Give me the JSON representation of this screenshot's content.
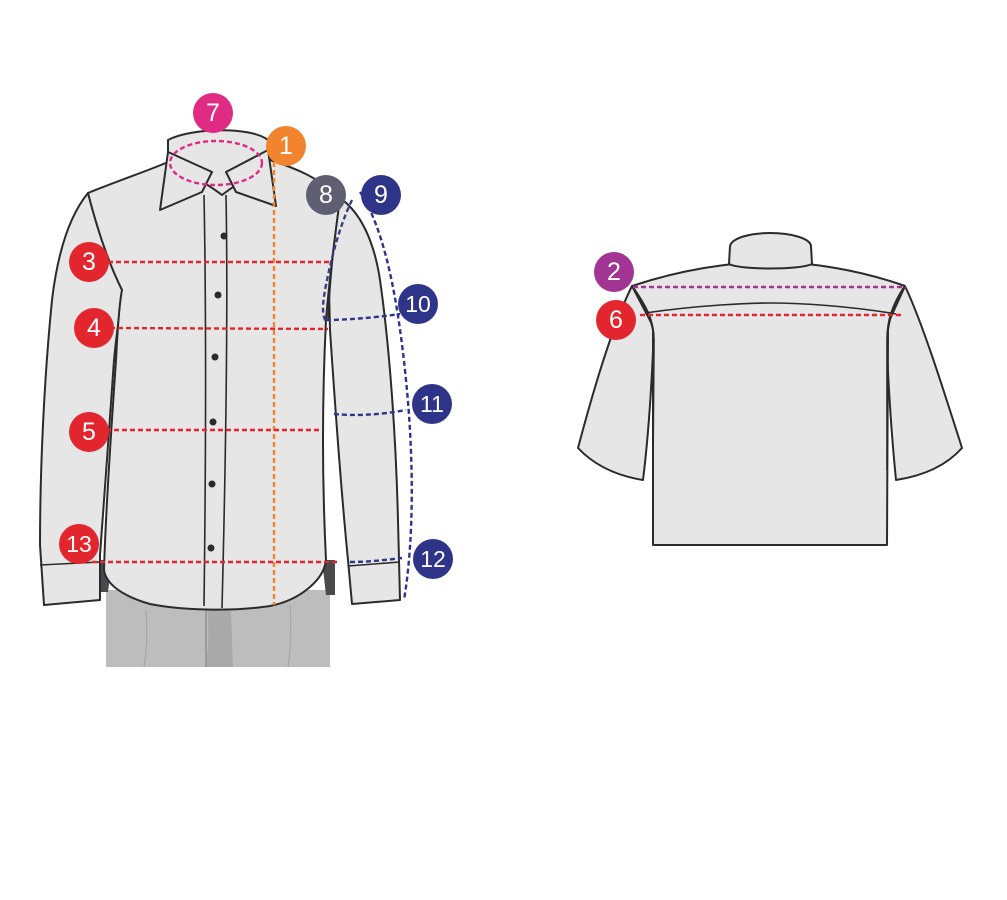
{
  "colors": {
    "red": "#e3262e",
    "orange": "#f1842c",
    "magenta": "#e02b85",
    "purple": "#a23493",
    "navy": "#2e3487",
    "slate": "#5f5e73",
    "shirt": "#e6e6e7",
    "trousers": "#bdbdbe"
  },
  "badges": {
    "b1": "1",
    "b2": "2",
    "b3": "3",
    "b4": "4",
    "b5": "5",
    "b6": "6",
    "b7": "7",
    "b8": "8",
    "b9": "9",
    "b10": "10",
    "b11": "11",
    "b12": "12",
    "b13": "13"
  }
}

= = = =

▶ _Written task_
Are you able to set down all the lines above exactly, without any pictures?

▶ _Task output_
Give me the JSON representation of this screenshot's content.
{
  "colors": {
    "red": "#e3262e",
    "orange": "#f1842c",
    "magenta": "#e02b85",
    "purple": "#a23493",
    "navy": "#2e3487",
    "slate": "#5f5e73",
    "shirt": "#e6e6e7",
    "trousers": "#bdbdbe"
  },
  "badges": {
    "b1": "1",
    "b2": "2",
    "b3": "3",
    "b4": "4",
    "b5": "5",
    "b6": "6",
    "b7": "7",
    "b8": "8",
    "b9": "9",
    "b10": "10",
    "b11": "11",
    "b12": "12",
    "b13": "13"
  }
}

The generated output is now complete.